__WHAT NEEDS TO BE DONE__.
Give all of the lines again, with nothing added or dropped.

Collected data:
-=-=-=-=-

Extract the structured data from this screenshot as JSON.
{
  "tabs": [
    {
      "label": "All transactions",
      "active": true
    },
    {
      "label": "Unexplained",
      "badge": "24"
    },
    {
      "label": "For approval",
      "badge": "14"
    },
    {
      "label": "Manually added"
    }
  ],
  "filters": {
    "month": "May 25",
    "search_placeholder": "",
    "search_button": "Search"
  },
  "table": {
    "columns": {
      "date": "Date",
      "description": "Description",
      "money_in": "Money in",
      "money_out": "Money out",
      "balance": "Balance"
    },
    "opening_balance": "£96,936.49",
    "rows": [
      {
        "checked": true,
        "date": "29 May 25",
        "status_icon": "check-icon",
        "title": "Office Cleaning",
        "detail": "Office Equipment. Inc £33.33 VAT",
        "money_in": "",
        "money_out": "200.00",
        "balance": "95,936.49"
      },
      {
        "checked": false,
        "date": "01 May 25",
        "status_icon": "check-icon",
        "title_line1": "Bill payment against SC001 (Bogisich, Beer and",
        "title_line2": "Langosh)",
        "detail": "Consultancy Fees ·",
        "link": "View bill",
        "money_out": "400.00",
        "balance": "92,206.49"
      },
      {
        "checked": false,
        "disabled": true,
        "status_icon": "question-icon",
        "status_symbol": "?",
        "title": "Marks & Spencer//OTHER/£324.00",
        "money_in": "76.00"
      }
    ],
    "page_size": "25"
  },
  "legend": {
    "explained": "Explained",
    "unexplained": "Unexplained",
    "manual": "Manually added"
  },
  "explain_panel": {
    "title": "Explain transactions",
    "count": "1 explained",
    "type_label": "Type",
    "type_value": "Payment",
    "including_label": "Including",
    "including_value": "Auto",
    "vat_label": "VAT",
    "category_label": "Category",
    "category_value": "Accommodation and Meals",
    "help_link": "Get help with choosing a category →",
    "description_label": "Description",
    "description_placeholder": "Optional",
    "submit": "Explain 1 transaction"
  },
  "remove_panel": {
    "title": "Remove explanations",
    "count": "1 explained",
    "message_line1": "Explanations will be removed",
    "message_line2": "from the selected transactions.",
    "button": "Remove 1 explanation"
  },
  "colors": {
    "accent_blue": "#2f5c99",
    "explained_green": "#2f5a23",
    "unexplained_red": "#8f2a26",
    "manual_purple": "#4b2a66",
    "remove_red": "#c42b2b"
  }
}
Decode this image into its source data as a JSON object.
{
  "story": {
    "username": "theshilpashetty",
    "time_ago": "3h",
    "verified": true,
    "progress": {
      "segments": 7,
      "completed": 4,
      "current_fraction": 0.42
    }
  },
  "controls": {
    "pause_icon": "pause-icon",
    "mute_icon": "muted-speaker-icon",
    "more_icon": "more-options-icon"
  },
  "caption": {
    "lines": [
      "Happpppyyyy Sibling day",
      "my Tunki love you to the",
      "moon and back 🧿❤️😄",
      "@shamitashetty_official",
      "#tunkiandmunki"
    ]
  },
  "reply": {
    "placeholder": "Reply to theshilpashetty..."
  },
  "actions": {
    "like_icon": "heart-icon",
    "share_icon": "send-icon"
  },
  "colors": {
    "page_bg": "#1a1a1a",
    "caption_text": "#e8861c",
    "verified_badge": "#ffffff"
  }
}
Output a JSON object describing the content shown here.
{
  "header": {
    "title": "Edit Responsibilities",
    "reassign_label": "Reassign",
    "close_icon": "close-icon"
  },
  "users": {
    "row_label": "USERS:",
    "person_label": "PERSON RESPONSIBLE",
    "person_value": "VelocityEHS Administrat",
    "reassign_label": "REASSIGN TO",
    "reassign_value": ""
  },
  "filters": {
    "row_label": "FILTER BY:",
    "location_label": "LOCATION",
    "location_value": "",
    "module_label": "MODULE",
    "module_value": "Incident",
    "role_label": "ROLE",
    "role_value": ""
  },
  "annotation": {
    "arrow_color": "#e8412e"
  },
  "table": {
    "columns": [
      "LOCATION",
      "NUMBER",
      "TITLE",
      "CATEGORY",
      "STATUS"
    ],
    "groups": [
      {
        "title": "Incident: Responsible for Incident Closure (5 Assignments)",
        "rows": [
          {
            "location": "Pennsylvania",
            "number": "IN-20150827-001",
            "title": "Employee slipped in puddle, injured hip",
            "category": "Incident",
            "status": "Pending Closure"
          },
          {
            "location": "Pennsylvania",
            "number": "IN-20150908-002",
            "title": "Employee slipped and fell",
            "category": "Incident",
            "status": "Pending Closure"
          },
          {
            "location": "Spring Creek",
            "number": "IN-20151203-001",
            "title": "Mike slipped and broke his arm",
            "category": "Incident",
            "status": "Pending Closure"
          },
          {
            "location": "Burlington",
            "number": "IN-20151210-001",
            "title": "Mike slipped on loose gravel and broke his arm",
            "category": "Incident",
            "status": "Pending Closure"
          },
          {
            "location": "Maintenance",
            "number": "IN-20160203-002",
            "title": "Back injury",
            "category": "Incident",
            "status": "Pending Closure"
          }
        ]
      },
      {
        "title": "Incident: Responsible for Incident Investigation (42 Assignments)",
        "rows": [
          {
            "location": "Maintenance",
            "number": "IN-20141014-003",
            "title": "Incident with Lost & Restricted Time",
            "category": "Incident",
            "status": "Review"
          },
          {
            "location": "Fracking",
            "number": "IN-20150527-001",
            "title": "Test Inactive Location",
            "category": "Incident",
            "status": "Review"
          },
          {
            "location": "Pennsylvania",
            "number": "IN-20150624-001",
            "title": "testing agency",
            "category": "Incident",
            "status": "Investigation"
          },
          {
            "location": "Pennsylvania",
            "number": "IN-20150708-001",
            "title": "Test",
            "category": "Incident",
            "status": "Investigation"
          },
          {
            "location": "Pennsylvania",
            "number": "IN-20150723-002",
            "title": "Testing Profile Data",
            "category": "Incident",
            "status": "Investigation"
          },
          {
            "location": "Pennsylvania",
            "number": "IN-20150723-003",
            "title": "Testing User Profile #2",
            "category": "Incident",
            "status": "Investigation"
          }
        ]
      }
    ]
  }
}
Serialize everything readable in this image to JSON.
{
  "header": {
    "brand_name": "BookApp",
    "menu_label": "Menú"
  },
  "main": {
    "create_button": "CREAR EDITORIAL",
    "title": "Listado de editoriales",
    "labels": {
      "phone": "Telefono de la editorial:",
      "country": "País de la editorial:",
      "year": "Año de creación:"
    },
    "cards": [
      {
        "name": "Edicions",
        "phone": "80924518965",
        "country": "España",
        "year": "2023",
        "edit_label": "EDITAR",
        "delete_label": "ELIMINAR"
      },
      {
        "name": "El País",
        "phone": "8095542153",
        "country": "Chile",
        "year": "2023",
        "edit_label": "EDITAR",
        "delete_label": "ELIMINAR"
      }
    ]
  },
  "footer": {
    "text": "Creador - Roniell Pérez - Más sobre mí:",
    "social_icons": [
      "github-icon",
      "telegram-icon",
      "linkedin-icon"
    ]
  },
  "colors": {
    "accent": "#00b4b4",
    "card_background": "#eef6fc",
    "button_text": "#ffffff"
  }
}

-=-=-=-=-

__EXERCISE RESULT__.
Extract the structured data from this screenshot as JSON.
{
  "tabs": [
    {
      "label": "All transactions",
      "active": true
    },
    {
      "label": "Unexplained",
      "badge": "24"
    },
    {
      "label": "For approval",
      "badge": "14"
    },
    {
      "label": "Manually added"
    }
  ],
  "filters": {
    "month": "May 25",
    "search_placeholder": "",
    "search_button": "Search"
  },
  "table": {
    "columns": {
      "date": "Date",
      "description": "Description",
      "money_in": "Money in",
      "money_out": "Money out",
      "balance": "Balance"
    },
    "opening_balance": "£96,936.49",
    "rows": [
      {
        "checked": true,
        "date": "29 May 25",
        "status_icon": "check-icon",
        "title": "Office Cleaning",
        "detail": "Office Equipment. Inc £33.33 VAT",
        "money_in": "",
        "money_out": "200.00",
        "balance": "95,936.49"
      },
      {
        "checked": false,
        "date": "01 May 25",
        "status_icon": "check-icon",
        "title_line1": "Bill payment against SC001 (Bogisich, Beer and",
        "title_line2": "Langosh)",
        "detail": "Consultancy Fees ·",
        "link": "View bill",
        "money_out": "400.00",
        "balance": "92,206.49"
      },
      {
        "checked": false,
        "disabled": true,
        "status_icon": "question-icon",
        "status_symbol": "?",
        "title": "Marks & Spencer//OTHER/£324.00",
        "money_in": "76.00"
      }
    ],
    "page_size": "25"
  },
  "legend": {
    "explained": "Explained",
    "unexplained": "Unexplained",
    "manual": "Manually added"
  },
  "explain_panel": {
    "title": "Explain transactions",
    "count": "1 explained",
    "type_label": "Type",
    "type_value": "Payment",
    "including_label": "Including",
    "including_value": "Auto",
    "vat_label": "VAT",
    "category_label": "Category",
    "category_value": "Accommodation and Meals",
    "help_link": "Get help with choosing a category →",
    "description_label": "Description",
    "description_placeholder": "Optional",
    "submit": "Explain 1 transaction"
  },
  "remove_panel": {
    "title": "Remove explanations",
    "count": "1 explained",
    "message_line1": "Explanations will be removed",
    "message_line2": "from the selected transactions.",
    "button": "Remove 1 explanation"
  },
  "colors": {
    "accent_blue": "#2f5c99",
    "explained_green": "#2f5a23",
    "unexplained_red": "#8f2a26",
    "manual_purple": "#4b2a66",
    "remove_red": "#c42b2b"
  }
}
Decode this image into its source data as a JSON object.
{
  "story": {
    "username": "theshilpashetty",
    "time_ago": "3h",
    "verified": true,
    "progress": {
      "segments": 7,
      "completed": 4,
      "current_fraction": 0.42
    }
  },
  "controls": {
    "pause_icon": "pause-icon",
    "mute_icon": "muted-speaker-icon",
    "more_icon": "more-options-icon"
  },
  "caption": {
    "lines": [
      "Happpppyyyy Sibling day",
      "my Tunki love you to the",
      "moon and back 🧿❤️😄",
      "@shamitashetty_official",
      "#tunkiandmunki"
    ]
  },
  "reply": {
    "placeholder": "Reply to theshilpashetty..."
  },
  "actions": {
    "like_icon": "heart-icon",
    "share_icon": "send-icon"
  },
  "colors": {
    "page_bg": "#1a1a1a",
    "caption_text": "#e8861c",
    "verified_badge": "#ffffff"
  }
}
Output a JSON object describing the content shown here.
{
  "header": {
    "title": "Edit Responsibilities",
    "reassign_label": "Reassign",
    "close_icon": "close-icon"
  },
  "users": {
    "row_label": "USERS:",
    "person_label": "PERSON RESPONSIBLE",
    "person_value": "VelocityEHS Administrat",
    "reassign_label": "REASSIGN TO",
    "reassign_value": ""
  },
  "filters": {
    "row_label": "FILTER BY:",
    "location_label": "LOCATION",
    "location_value": "",
    "module_label": "MODULE",
    "module_value": "Incident",
    "role_label": "ROLE",
    "role_value": ""
  },
  "annotation": {
    "arrow_color": "#e8412e"
  },
  "table": {
    "columns": [
      "LOCATION",
      "NUMBER",
      "TITLE",
      "CATEGORY",
      "STATUS"
    ],
    "groups": [
      {
        "title": "Incident: Responsible for Incident Closure (5 Assignments)",
        "rows": [
          {
            "location": "Pennsylvania",
            "number": "IN-20150827-001",
            "title": "Employee slipped in puddle, injured hip",
            "category": "Incident",
            "status": "Pending Closure"
          },
          {
            "location": "Pennsylvania",
            "number": "IN-20150908-002",
            "title": "Employee slipped and fell",
            "category": "Incident",
            "status": "Pending Closure"
          },
          {
            "location": "Spring Creek",
            "number": "IN-20151203-001",
            "title": "Mike slipped and broke his arm",
            "category": "Incident",
            "status": "Pending Closure"
          },
          {
            "location": "Burlington",
            "number": "IN-20151210-001",
            "title": "Mike slipped on loose gravel and broke his arm",
            "category": "Incident",
            "status": "Pending Closure"
          },
          {
            "location": "Maintenance",
            "number": "IN-20160203-002",
            "title": "Back injury",
            "category": "Incident",
            "status": "Pending Closure"
          }
        ]
      },
      {
        "title": "Incident: Responsible for Incident Investigation (42 Assignments)",
        "rows": [
          {
            "location": "Maintenance",
            "number": "IN-20141014-003",
            "title": "Incident with Lost & Restricted Time",
            "category": "Incident",
            "status": "Review"
          },
          {
            "location": "Fracking",
            "number": "IN-20150527-001",
            "title": "Test Inactive Location",
            "category": "Incident",
            "status": "Review"
          },
          {
            "location": "Pennsylvania",
            "number": "IN-20150624-001",
            "title": "testing agency",
            "category": "Incident",
            "status": "Investigation"
          },
          {
            "location": "Pennsylvania",
            "number": "IN-20150708-001",
            "title": "Test",
            "category": "Incident",
            "status": "Investigation"
          },
          {
            "location": "Pennsylvania",
            "number": "IN-20150723-002",
            "title": "Testing Profile Data",
            "category": "Incident",
            "status": "Investigation"
          },
          {
            "location": "Pennsylvania",
            "number": "IN-20150723-003",
            "title": "Testing User Profile #2",
            "category": "Incident",
            "status": "Investigation"
          }
        ]
      }
    ]
  }
}
Serialize everything readable in this image to JSON.
{
  "header": {
    "brand_name": "BookApp",
    "menu_label": "Menú"
  },
  "main": {
    "create_button": "CREAR EDITORIAL",
    "title": "Listado de editoriales",
    "labels": {
      "phone": "Telefono de la editorial:",
      "country": "País de la editorial:",
      "year": "Año de creación:"
    },
    "cards": [
      {
        "name": "Edicions",
        "phone": "80924518965",
        "country": "España",
        "year": "2023",
        "edit_label": "EDITAR",
        "delete_label": "ELIMINAR"
      },
      {
        "name": "El País",
        "phone": "8095542153",
        "country": "Chile",
        "year": "2023",
        "edit_label": "EDITAR",
        "delete_label": "ELIMINAR"
      }
    ]
  },
  "footer": {
    "text": "Creador - Roniell Pérez - Más sobre mí:",
    "social_icons": [
      "github-icon",
      "telegram-icon",
      "linkedin-icon"
    ]
  },
  "colors": {
    "accent": "#00b4b4",
    "card_background": "#eef6fc",
    "button_text": "#ffffff"
  }
}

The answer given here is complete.